● **Exercise task**: Repeat each entry as written, dropping any picture you find.

● **Records to process**:
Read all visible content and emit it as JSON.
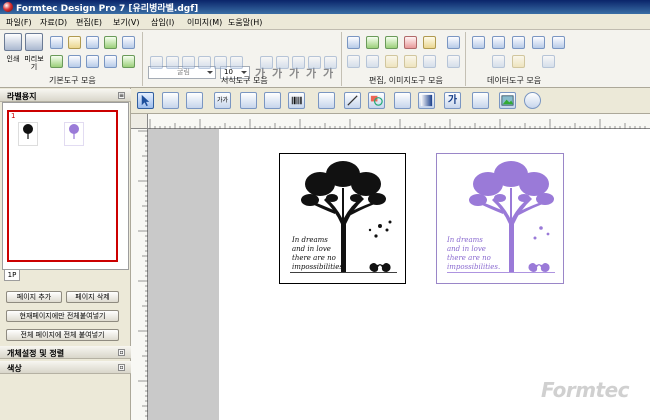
{
  "window": {
    "title": "Formtec Design Pro 7 [유리병라벨.dgf]"
  },
  "menu": [
    {
      "label": "파일(F)"
    },
    {
      "label": "자료(D)"
    },
    {
      "label": "편집(E)"
    },
    {
      "label": "보기(V)"
    },
    {
      "label": "삽입(I)"
    },
    {
      "label": "이미지(M)"
    },
    {
      "label": "도움말(H)"
    }
  ],
  "toolbar": {
    "print_label": "인쇄",
    "preview_label": "미리보기",
    "groups": [
      {
        "label": "기본도구 모음"
      },
      {
        "label": "서식도구 모음"
      },
      {
        "label": "편집, 이미지도구 모음"
      },
      {
        "label": "데이터도구 모음"
      }
    ],
    "font_name": "굴림",
    "font_size": "10",
    "format_glyphs": [
      "가",
      "가",
      "가",
      "가",
      "가"
    ]
  },
  "left_panel": {
    "sheet_header": "라벨용지",
    "page_number": "1",
    "page_tab": "1P",
    "buttons": {
      "add_page": "페이지 추가",
      "delete_page": "페이지 삭제",
      "paste_all_current": "현재페이지에만 전체붙여넣기",
      "paste_all_pages": "전체 페이지에 전체 붙여넣기"
    },
    "object_settings_header": "개체설정 및 정렬",
    "color_header": "색상"
  },
  "design_toolbar": {
    "text_glyph": "가",
    "text_glyph_2": "가",
    "letter_spacing_glyph": "가가"
  },
  "labels": [
    {
      "quote": [
        "In dreams",
        "and in love",
        "there are no",
        "impossibilities."
      ],
      "color": "#111111"
    },
    {
      "quote": [
        "In dreams",
        "and in love",
        "there are no",
        "impossibilities."
      ],
      "color": "#8a6ad0"
    }
  ],
  "watermark": "Formtec"
}
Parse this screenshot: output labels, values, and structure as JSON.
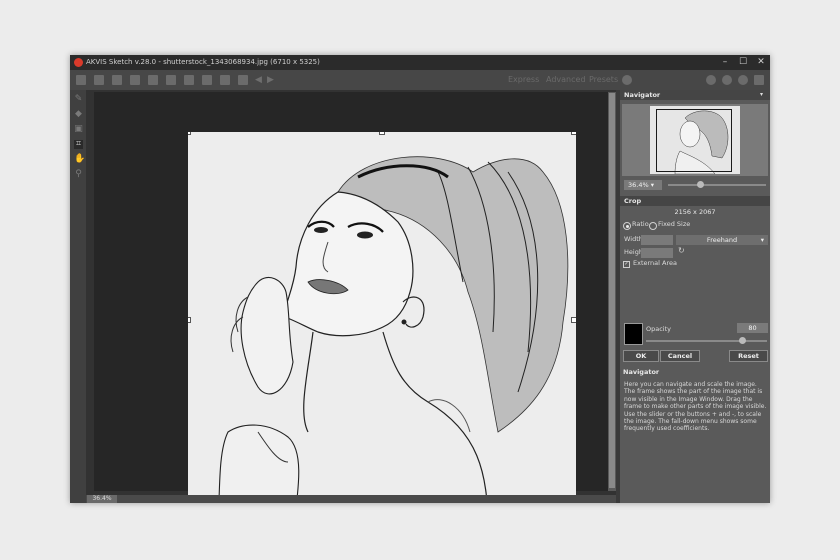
{
  "window": {
    "title": "AKVIS Sketch v.28.0 - shutterstock_1343068934.jpg (6710 x 5325)",
    "controls": {
      "minimize": "–",
      "maximize": "☐",
      "close": "✕"
    }
  },
  "toolbar": {
    "modes": [
      "Express",
      "Advanced",
      "Presets"
    ]
  },
  "canvas": {
    "zoom_label": "36.4%"
  },
  "navigator": {
    "header": "Navigator",
    "zoom_value": "36.4%"
  },
  "crop": {
    "header": "Crop",
    "dimensions": "2156 x 2067",
    "ratio_label": "Ratio",
    "fixed_size_label": "Fixed Size",
    "width_label": "Width",
    "height_label": "Height",
    "mode_value": "Freehand",
    "external_area_label": "External Area",
    "opacity_label": "Opacity",
    "opacity_value": "80",
    "opacity_fraction": 0.8,
    "swatch_color": "#000000"
  },
  "buttons": {
    "ok": "OK",
    "cancel": "Cancel",
    "reset": "Reset"
  },
  "help": {
    "header": "Navigator",
    "text": "Here you can navigate and scale the image. The frame shows the part of the image that is now visible in the Image Window. Drag the frame to make other parts of the image visible. Use the slider or the buttons + and -, to scale the image. The fall-down menu shows some frequently used coefficients."
  },
  "colors": {
    "accent_logo": "#d93a2b",
    "panel_bg": "#5a5a5a",
    "window_bg": "#3a3a3a"
  }
}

● **Result of the task**:
Read all visible content and emit it as JSON.
{
  "window": {
    "title": "Formtec Design Pro 7 [유리병라벨.dgf]"
  },
  "menu": [
    {
      "label": "파일(F)"
    },
    {
      "label": "자료(D)"
    },
    {
      "label": "편집(E)"
    },
    {
      "label": "보기(V)"
    },
    {
      "label": "삽입(I)"
    },
    {
      "label": "이미지(M)"
    },
    {
      "label": "도움말(H)"
    }
  ],
  "toolbar": {
    "print_label": "인쇄",
    "preview_label": "미리보기",
    "groups": [
      {
        "label": "기본도구 모음"
      },
      {
        "label": "서식도구 모음"
      },
      {
        "label": "편집, 이미지도구 모음"
      },
      {
        "label": "데이터도구 모음"
      }
    ],
    "font_name": "굴림",
    "font_size": "10",
    "format_glyphs": [
      "가",
      "가",
      "가",
      "가",
      "가"
    ]
  },
  "left_panel": {
    "sheet_header": "라벨용지",
    "page_number": "1",
    "page_tab": "1P",
    "buttons": {
      "add_page": "페이지 추가",
      "delete_page": "페이지 삭제",
      "paste_all_current": "현재페이지에만 전체붙여넣기",
      "paste_all_pages": "전체 페이지에 전체 붙여넣기"
    },
    "object_settings_header": "개체설정 및 정렬",
    "color_header": "색상"
  },
  "design_toolbar": {
    "text_glyph": "가",
    "text_glyph_2": "가",
    "letter_spacing_glyph": "가가"
  },
  "labels": [
    {
      "quote": [
        "In dreams",
        "and in love",
        "there are no",
        "impossibilities."
      ],
      "color": "#111111"
    },
    {
      "quote": [
        "In dreams",
        "and in love",
        "there are no",
        "impossibilities."
      ],
      "color": "#8a6ad0"
    }
  ],
  "watermark": "Formtec"
}
Parse this screenshot: output labels, values, and structure as JSON.
{
  "window": {
    "title": "AKVIS Sketch v.28.0 - shutterstock_1343068934.jpg (6710 x 5325)",
    "controls": {
      "minimize": "–",
      "maximize": "☐",
      "close": "✕"
    }
  },
  "toolbar": {
    "modes": [
      "Express",
      "Advanced",
      "Presets"
    ]
  },
  "canvas": {
    "zoom_label": "36.4%"
  },
  "navigator": {
    "header": "Navigator",
    "zoom_value": "36.4%"
  },
  "crop": {
    "header": "Crop",
    "dimensions": "2156 x 2067",
    "ratio_label": "Ratio",
    "fixed_size_label": "Fixed Size",
    "width_label": "Width",
    "height_label": "Height",
    "mode_value": "Freehand",
    "external_area_label": "External Area",
    "opacity_label": "Opacity",
    "opacity_value": "80",
    "opacity_fraction": 0.8,
    "swatch_color": "#000000"
  },
  "buttons": {
    "ok": "OK",
    "cancel": "Cancel",
    "reset": "Reset"
  },
  "help": {
    "header": "Navigator",
    "text": "Here you can navigate and scale the image. The frame shows the part of the image that is now visible in the Image Window. Drag the frame to make other parts of the image visible. Use the slider or the buttons + and -, to scale the image. The fall-down menu shows some frequently used coefficients."
  },
  "colors": {
    "accent_logo": "#d93a2b",
    "panel_bg": "#5a5a5a",
    "window_bg": "#3a3a3a"
  }
}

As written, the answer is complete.